- **Requirement**: Reproduce the records that follow in full, excluding any picture they contain.

Dataset rows about figures
--- START ---
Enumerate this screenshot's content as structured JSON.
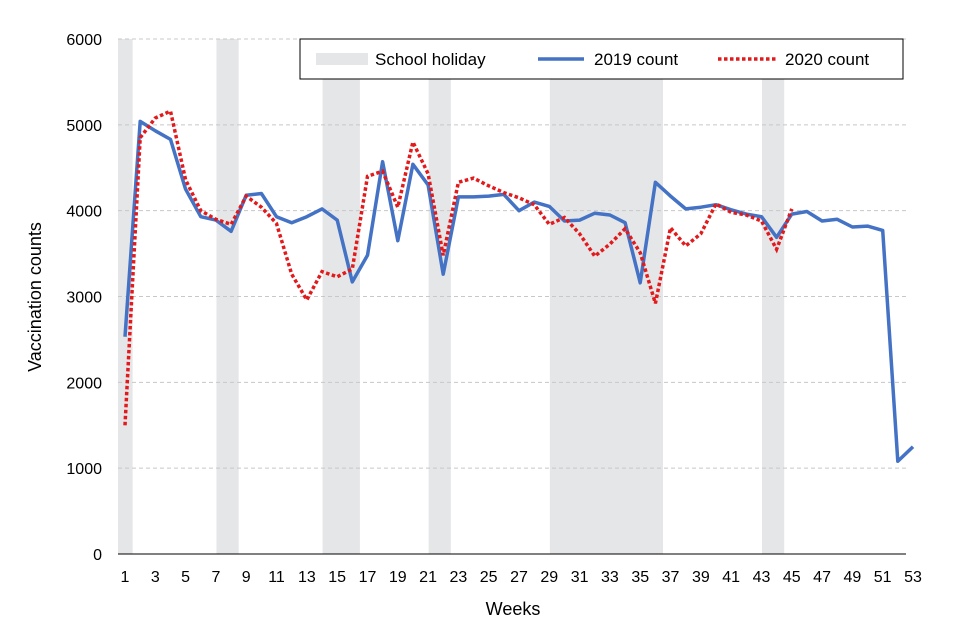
{
  "chart_data": {
    "type": "line",
    "title": "",
    "xlabel": "Weeks",
    "ylabel": "Vaccination counts",
    "xlim": [
      1,
      53
    ],
    "ylim": [
      0,
      6000
    ],
    "yticks": [
      0,
      1000,
      2000,
      3000,
      4000,
      5000,
      6000
    ],
    "xticks": [
      1,
      3,
      5,
      7,
      9,
      11,
      13,
      15,
      17,
      19,
      21,
      23,
      25,
      27,
      29,
      31,
      33,
      35,
      37,
      39,
      41,
      43,
      45,
      47,
      49,
      51,
      53
    ],
    "grid": true,
    "legend_position": "top-right",
    "holidays": {
      "name": "School holiday",
      "color": "#e5e6e8",
      "ranges": [
        [
          1,
          1.5
        ],
        [
          7.5,
          8.5
        ],
        [
          14.5,
          16.5
        ],
        [
          21.5,
          22.5
        ],
        [
          29.5,
          36.5
        ],
        [
          43.5,
          44.5
        ]
      ]
    },
    "series": [
      {
        "name": "2019 count",
        "color": "#4472c4",
        "style": "solid",
        "x": [
          1,
          2,
          3,
          4,
          5,
          6,
          7,
          8,
          9,
          10,
          11,
          12,
          13,
          14,
          15,
          16,
          17,
          18,
          19,
          20,
          21,
          22,
          23,
          24,
          25,
          26,
          27,
          28,
          29,
          30,
          31,
          32,
          33,
          34,
          35,
          36,
          37,
          38,
          39,
          40,
          41,
          42,
          43,
          44,
          45,
          46,
          47,
          48,
          49,
          50,
          51,
          52,
          53
        ],
        "values": [
          2530,
          5040,
          4930,
          4830,
          4250,
          3930,
          3890,
          3760,
          4180,
          4200,
          3930,
          3860,
          3930,
          4020,
          3890,
          3170,
          3480,
          4570,
          3650,
          4540,
          4300,
          3260,
          4160,
          4160,
          4170,
          4190,
          4000,
          4100,
          4050,
          3880,
          3890,
          3970,
          3950,
          3860,
          3160,
          4330,
          4170,
          4020,
          4040,
          4070,
          4010,
          3960,
          3930,
          3690,
          3960,
          3990,
          3880,
          3900,
          3810,
          3820,
          3770,
          1080,
          1250
        ]
      },
      {
        "name": "2020 count",
        "color": "#e31a1c",
        "style": "dotted",
        "x": [
          1,
          2,
          3,
          4,
          5,
          6,
          7,
          8,
          9,
          10,
          11,
          12,
          13,
          14,
          15,
          16,
          17,
          18,
          19,
          20,
          21,
          22,
          23,
          24,
          25,
          26,
          27,
          28,
          29,
          30,
          31,
          32,
          33,
          34,
          35,
          36,
          37,
          38,
          39,
          40,
          41,
          42,
          43,
          44,
          45
        ],
        "values": [
          1500,
          4850,
          5080,
          5160,
          4360,
          4000,
          3900,
          3840,
          4170,
          4040,
          3850,
          3260,
          2960,
          3290,
          3230,
          3320,
          4400,
          4460,
          4040,
          4800,
          4430,
          3480,
          4330,
          4380,
          4290,
          4210,
          4150,
          4070,
          3840,
          3920,
          3730,
          3470,
          3610,
          3790,
          3510,
          2920,
          3800,
          3590,
          3730,
          4080,
          3980,
          3950,
          3880,
          3550,
          4020
        ]
      }
    ]
  }
}
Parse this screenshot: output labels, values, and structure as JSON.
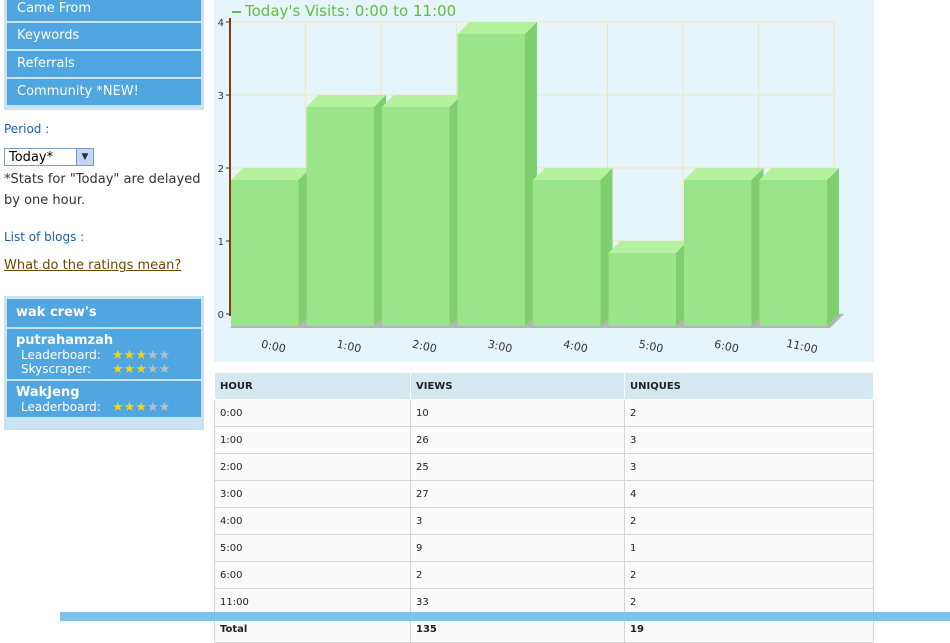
{
  "sidebar": {
    "items": [
      {
        "label": "Came From"
      },
      {
        "label": "Keywords"
      },
      {
        "label": "Referrals"
      },
      {
        "label": "Community *NEW!"
      }
    ],
    "period_label": "Period :",
    "period_value": "Today*",
    "delay_note": "*Stats for \"Today\" are delayed by one hour.",
    "list_label": "List of blogs :",
    "ratings_link": "What do the ratings mean?"
  },
  "crew": {
    "title": "wak crew's",
    "members": [
      {
        "name": "putrahamzah",
        "ratings": [
          {
            "label": "Leaderboard:",
            "stars": 3,
            "max": 5
          },
          {
            "label": "Skyscraper:",
            "stars": 3,
            "max": 5
          }
        ]
      },
      {
        "name": "WakJeng",
        "ratings": [
          {
            "label": "Leaderboard:",
            "stars": 3,
            "max": 5
          }
        ]
      }
    ]
  },
  "colors": {
    "nav": "#4fa6e0",
    "bar": "#9ae48a",
    "title": "#5ec13d"
  },
  "chart_data": {
    "type": "bar",
    "title": "Today's Visits: 0:00 to 11:00",
    "categories": [
      "0:00",
      "1:00",
      "2:00",
      "3:00",
      "4:00",
      "5:00",
      "6:00",
      "11:00"
    ],
    "values": [
      2,
      3,
      3,
      4,
      2,
      1,
      2,
      2
    ],
    "ylim": [
      0,
      4
    ],
    "yticks": [
      "0",
      "1",
      "2",
      "3",
      "4"
    ],
    "grid": true
  },
  "table": {
    "headers": [
      "HOUR",
      "VIEWS",
      "UNIQUES"
    ],
    "rows": [
      [
        "0:00",
        "10",
        "2"
      ],
      [
        "1:00",
        "26",
        "3"
      ],
      [
        "2:00",
        "25",
        "3"
      ],
      [
        "3:00",
        "27",
        "4"
      ],
      [
        "4:00",
        "3",
        "2"
      ],
      [
        "5:00",
        "9",
        "1"
      ],
      [
        "6:00",
        "2",
        "2"
      ],
      [
        "11:00",
        "33",
        "2"
      ]
    ],
    "total": [
      "Total",
      "135",
      "19"
    ]
  }
}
--- END ---
- **Written reply**:
Enumerate this screenshot's content as structured JSON.
{
  "chart_data": {
    "type": "line",
    "title": "",
    "xlabel": "Weeks",
    "ylabel": "Vaccination counts",
    "xlim": [
      1,
      53
    ],
    "ylim": [
      0,
      6000
    ],
    "yticks": [
      0,
      1000,
      2000,
      3000,
      4000,
      5000,
      6000
    ],
    "xticks": [
      1,
      3,
      5,
      7,
      9,
      11,
      13,
      15,
      17,
      19,
      21,
      23,
      25,
      27,
      29,
      31,
      33,
      35,
      37,
      39,
      41,
      43,
      45,
      47,
      49,
      51,
      53
    ],
    "grid": true,
    "legend_position": "top-right",
    "holidays": {
      "name": "School holiday",
      "color": "#e5e6e8",
      "ranges": [
        [
          1,
          1.5
        ],
        [
          7.5,
          8.5
        ],
        [
          14.5,
          16.5
        ],
        [
          21.5,
          22.5
        ],
        [
          29.5,
          36.5
        ],
        [
          43.5,
          44.5
        ]
      ]
    },
    "series": [
      {
        "name": "2019 count",
        "color": "#4472c4",
        "style": "solid",
        "x": [
          1,
          2,
          3,
          4,
          5,
          6,
          7,
          8,
          9,
          10,
          11,
          12,
          13,
          14,
          15,
          16,
          17,
          18,
          19,
          20,
          21,
          22,
          23,
          24,
          25,
          26,
          27,
          28,
          29,
          30,
          31,
          32,
          33,
          34,
          35,
          36,
          37,
          38,
          39,
          40,
          41,
          42,
          43,
          44,
          45,
          46,
          47,
          48,
          49,
          50,
          51,
          52,
          53
        ],
        "values": [
          2530,
          5040,
          4930,
          4830,
          4250,
          3930,
          3890,
          3760,
          4180,
          4200,
          3930,
          3860,
          3930,
          4020,
          3890,
          3170,
          3480,
          4570,
          3650,
          4540,
          4300,
          3260,
          4160,
          4160,
          4170,
          4190,
          4000,
          4100,
          4050,
          3880,
          3890,
          3970,
          3950,
          3860,
          3160,
          4330,
          4170,
          4020,
          4040,
          4070,
          4010,
          3960,
          3930,
          3690,
          3960,
          3990,
          3880,
          3900,
          3810,
          3820,
          3770,
          1080,
          1250
        ]
      },
      {
        "name": "2020 count",
        "color": "#e31a1c",
        "style": "dotted",
        "x": [
          1,
          2,
          3,
          4,
          5,
          6,
          7,
          8,
          9,
          10,
          11,
          12,
          13,
          14,
          15,
          16,
          17,
          18,
          19,
          20,
          21,
          22,
          23,
          24,
          25,
          26,
          27,
          28,
          29,
          30,
          31,
          32,
          33,
          34,
          35,
          36,
          37,
          38,
          39,
          40,
          41,
          42,
          43,
          44,
          45
        ],
        "values": [
          1500,
          4850,
          5080,
          5160,
          4360,
          4000,
          3900,
          3840,
          4170,
          4040,
          3850,
          3260,
          2960,
          3290,
          3230,
          3320,
          4400,
          4460,
          4040,
          4800,
          4430,
          3480,
          4330,
          4380,
          4290,
          4210,
          4150,
          4070,
          3840,
          3920,
          3730,
          3470,
          3610,
          3790,
          3510,
          2920,
          3800,
          3590,
          3730,
          4080,
          3980,
          3950,
          3880,
          3550,
          4020
        ]
      }
    ]
  }
}
Parse this screenshot: output labels, values, and structure as JSON.
{
  "sidebar": {
    "items": [
      {
        "label": "Came From"
      },
      {
        "label": "Keywords"
      },
      {
        "label": "Referrals"
      },
      {
        "label": "Community *NEW!"
      }
    ],
    "period_label": "Period :",
    "period_value": "Today*",
    "delay_note": "*Stats for \"Today\" are delayed by one hour.",
    "list_label": "List of blogs :",
    "ratings_link": "What do the ratings mean?"
  },
  "crew": {
    "title": "wak crew's",
    "members": [
      {
        "name": "putrahamzah",
        "ratings": [
          {
            "label": "Leaderboard:",
            "stars": 3,
            "max": 5
          },
          {
            "label": "Skyscraper:",
            "stars": 3,
            "max": 5
          }
        ]
      },
      {
        "name": "WakJeng",
        "ratings": [
          {
            "label": "Leaderboard:",
            "stars": 3,
            "max": 5
          }
        ]
      }
    ]
  },
  "colors": {
    "nav": "#4fa6e0",
    "bar": "#9ae48a",
    "title": "#5ec13d"
  },
  "chart_data": {
    "type": "bar",
    "title": "Today's Visits: 0:00 to 11:00",
    "categories": [
      "0:00",
      "1:00",
      "2:00",
      "3:00",
      "4:00",
      "5:00",
      "6:00",
      "11:00"
    ],
    "values": [
      2,
      3,
      3,
      4,
      2,
      1,
      2,
      2
    ],
    "ylim": [
      0,
      4
    ],
    "yticks": [
      "0",
      "1",
      "2",
      "3",
      "4"
    ],
    "grid": true
  },
  "table": {
    "headers": [
      "HOUR",
      "VIEWS",
      "UNIQUES"
    ],
    "rows": [
      [
        "0:00",
        "10",
        "2"
      ],
      [
        "1:00",
        "26",
        "3"
      ],
      [
        "2:00",
        "25",
        "3"
      ],
      [
        "3:00",
        "27",
        "4"
      ],
      [
        "4:00",
        "3",
        "2"
      ],
      [
        "5:00",
        "9",
        "1"
      ],
      [
        "6:00",
        "2",
        "2"
      ],
      [
        "11:00",
        "33",
        "2"
      ]
    ],
    "total": [
      "Total",
      "135",
      "19"
    ]
  }
}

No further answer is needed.